◆ **Problem requirements**:
Scan each line of the records for the word "dash" and extract the ones that have it.
---
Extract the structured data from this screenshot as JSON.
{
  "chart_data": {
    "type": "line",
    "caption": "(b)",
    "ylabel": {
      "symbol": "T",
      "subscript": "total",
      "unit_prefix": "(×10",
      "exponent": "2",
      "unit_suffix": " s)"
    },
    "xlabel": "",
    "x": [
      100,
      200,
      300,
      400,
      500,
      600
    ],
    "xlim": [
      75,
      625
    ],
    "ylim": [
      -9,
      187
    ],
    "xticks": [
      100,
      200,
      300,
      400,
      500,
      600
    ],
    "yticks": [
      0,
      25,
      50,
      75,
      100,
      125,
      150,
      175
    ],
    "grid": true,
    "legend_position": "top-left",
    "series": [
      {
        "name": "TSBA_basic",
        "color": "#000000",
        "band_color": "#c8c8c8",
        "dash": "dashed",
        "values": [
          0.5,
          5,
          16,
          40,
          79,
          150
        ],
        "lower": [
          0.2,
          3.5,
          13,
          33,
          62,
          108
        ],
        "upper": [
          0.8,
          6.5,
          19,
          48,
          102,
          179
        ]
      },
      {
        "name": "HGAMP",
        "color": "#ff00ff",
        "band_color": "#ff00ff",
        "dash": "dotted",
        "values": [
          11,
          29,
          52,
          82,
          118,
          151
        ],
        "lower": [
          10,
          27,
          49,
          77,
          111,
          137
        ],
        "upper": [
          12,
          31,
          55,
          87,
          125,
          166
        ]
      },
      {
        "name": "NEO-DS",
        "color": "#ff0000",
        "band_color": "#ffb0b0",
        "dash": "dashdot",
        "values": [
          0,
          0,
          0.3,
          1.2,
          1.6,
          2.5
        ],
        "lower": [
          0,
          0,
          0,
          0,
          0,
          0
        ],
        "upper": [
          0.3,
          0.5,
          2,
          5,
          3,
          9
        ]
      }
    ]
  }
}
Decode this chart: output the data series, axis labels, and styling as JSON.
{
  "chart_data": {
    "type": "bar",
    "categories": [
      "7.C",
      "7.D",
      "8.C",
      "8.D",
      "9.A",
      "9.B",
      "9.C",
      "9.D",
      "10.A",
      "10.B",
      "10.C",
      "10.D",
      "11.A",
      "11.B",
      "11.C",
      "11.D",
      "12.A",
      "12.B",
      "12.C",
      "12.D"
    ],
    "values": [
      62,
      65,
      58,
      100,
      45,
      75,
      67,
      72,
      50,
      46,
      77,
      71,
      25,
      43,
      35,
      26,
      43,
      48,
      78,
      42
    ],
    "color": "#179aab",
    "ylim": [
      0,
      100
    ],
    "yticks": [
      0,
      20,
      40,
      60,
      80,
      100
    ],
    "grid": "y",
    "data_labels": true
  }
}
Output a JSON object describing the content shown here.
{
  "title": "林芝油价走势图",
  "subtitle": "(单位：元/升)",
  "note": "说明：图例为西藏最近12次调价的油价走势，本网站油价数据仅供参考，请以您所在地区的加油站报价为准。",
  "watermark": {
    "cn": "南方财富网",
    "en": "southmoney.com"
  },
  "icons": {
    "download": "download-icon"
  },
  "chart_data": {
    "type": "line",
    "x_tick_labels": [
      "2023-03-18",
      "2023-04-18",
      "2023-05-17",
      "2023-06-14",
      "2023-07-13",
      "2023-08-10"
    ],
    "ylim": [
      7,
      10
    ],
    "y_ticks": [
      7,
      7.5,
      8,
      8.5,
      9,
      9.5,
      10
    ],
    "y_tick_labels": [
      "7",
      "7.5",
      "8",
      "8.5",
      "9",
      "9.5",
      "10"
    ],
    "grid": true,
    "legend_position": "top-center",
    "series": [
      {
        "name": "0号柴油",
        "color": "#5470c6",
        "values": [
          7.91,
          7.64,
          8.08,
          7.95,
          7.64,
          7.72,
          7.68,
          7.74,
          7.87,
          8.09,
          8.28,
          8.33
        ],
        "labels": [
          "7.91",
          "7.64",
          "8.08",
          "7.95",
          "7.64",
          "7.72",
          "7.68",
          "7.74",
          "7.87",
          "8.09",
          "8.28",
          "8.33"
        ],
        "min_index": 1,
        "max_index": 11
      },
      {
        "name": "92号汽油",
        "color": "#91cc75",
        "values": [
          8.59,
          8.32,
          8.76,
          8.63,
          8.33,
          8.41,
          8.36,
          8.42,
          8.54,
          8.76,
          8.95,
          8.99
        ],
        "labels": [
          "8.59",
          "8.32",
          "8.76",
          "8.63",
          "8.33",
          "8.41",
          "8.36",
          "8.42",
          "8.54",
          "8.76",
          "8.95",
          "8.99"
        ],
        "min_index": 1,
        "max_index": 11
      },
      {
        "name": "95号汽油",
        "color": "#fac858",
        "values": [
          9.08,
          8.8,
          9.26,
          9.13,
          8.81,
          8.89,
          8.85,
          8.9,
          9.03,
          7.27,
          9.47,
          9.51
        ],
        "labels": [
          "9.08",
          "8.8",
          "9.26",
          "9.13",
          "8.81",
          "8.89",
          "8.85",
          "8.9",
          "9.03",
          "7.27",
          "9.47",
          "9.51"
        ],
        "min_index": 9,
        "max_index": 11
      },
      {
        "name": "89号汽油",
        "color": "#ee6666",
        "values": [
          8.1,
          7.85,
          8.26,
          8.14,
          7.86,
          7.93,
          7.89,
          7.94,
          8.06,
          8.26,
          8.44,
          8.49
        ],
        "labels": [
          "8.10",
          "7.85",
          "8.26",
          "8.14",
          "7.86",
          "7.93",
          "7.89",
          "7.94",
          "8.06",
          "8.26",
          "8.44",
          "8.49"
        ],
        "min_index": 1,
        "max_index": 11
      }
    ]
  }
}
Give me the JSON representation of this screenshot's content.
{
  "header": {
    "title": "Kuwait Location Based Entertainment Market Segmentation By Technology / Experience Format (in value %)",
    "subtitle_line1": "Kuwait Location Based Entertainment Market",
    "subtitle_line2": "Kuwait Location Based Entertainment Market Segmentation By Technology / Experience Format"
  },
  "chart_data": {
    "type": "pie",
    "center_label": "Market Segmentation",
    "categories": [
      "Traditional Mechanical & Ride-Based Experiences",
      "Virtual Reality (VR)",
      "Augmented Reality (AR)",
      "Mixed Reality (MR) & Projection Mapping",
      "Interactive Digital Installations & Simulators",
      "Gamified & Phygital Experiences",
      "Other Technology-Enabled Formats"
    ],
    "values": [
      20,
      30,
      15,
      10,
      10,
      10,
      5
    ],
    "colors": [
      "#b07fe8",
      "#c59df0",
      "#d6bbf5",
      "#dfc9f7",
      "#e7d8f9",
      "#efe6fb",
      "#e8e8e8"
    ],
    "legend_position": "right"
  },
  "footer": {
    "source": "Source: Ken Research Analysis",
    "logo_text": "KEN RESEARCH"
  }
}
---
◆ **Solution for this problem**:
        "dash": "dashed",
        "dash": "dotted",
        "dash": "dashdot",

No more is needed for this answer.